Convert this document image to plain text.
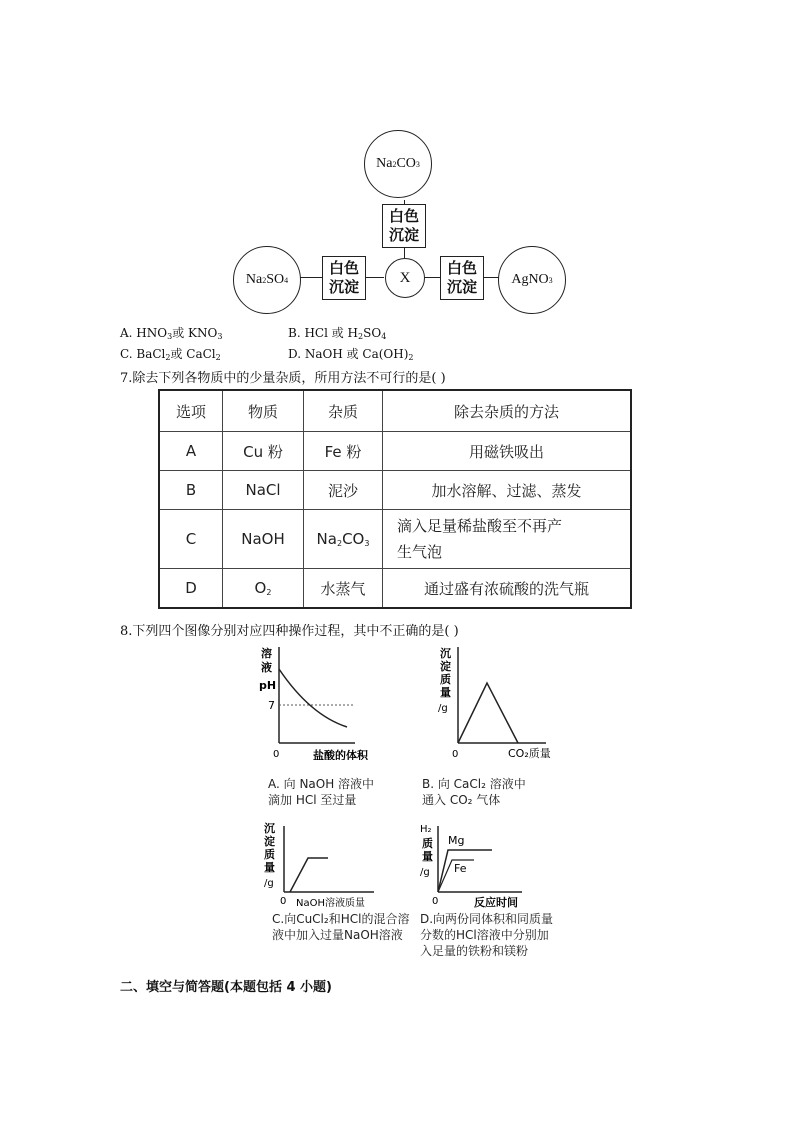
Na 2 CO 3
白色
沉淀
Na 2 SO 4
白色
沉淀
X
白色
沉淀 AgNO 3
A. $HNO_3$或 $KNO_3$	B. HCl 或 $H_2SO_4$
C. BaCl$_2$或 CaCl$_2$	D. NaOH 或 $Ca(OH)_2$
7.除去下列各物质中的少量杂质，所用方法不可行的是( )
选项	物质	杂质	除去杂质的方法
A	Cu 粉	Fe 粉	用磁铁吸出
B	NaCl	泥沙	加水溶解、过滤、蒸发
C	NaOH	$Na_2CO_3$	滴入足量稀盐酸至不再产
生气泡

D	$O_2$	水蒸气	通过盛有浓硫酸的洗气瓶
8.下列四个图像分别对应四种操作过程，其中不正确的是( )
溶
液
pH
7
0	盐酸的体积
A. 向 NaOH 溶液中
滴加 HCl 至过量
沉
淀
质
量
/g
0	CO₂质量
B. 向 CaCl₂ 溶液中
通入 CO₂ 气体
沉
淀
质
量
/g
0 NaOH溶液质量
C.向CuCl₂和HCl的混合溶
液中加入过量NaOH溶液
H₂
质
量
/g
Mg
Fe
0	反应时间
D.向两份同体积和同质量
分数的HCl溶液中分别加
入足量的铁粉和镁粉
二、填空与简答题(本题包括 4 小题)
==============================
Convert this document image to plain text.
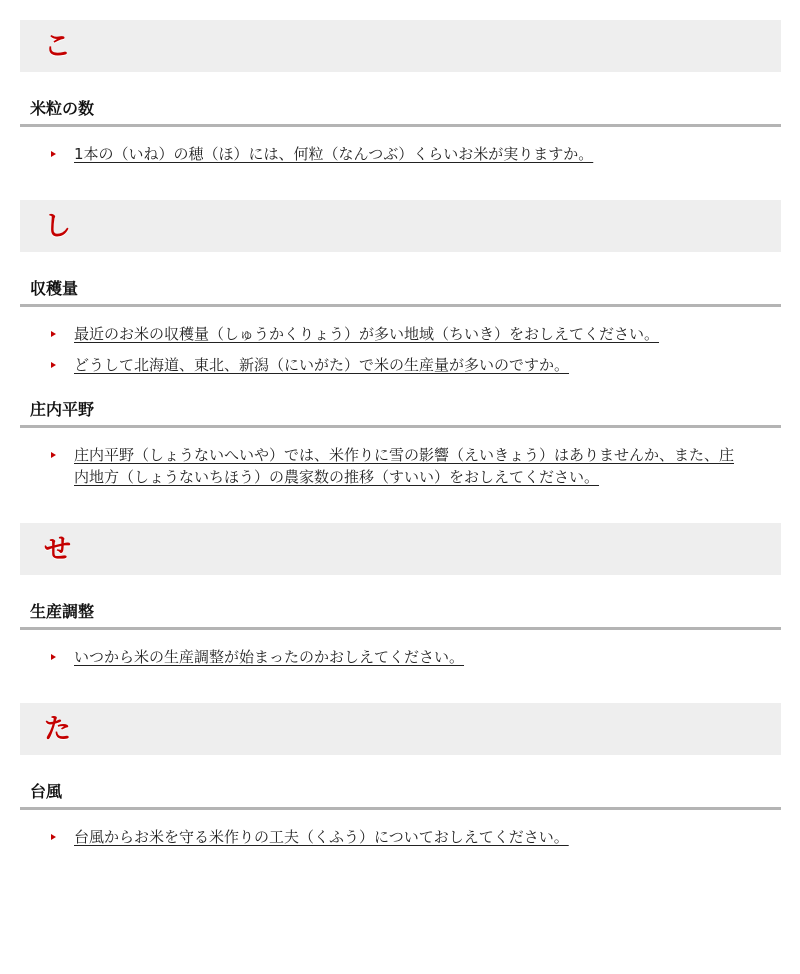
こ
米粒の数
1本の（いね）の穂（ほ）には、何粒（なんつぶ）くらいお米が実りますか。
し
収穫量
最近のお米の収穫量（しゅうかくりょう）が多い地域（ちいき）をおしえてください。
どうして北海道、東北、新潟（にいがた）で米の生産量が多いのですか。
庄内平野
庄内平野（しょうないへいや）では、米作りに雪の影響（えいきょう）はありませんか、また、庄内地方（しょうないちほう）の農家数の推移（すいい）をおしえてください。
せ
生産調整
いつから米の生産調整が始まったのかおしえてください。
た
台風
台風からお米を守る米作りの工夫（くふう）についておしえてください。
==============================
* [PROBLEM DESCRIPTION]: Pull out and copy each line containing the string "庄内平野".

* [FINISHED ANSWER]:
庄内平野
庄内平野（しょうないへいや）では、米作りに雪の影響（えいきょう）はありませんか、また、庄内地方（しょうないちほう）の農家数の推移（すいい）をおしえてください。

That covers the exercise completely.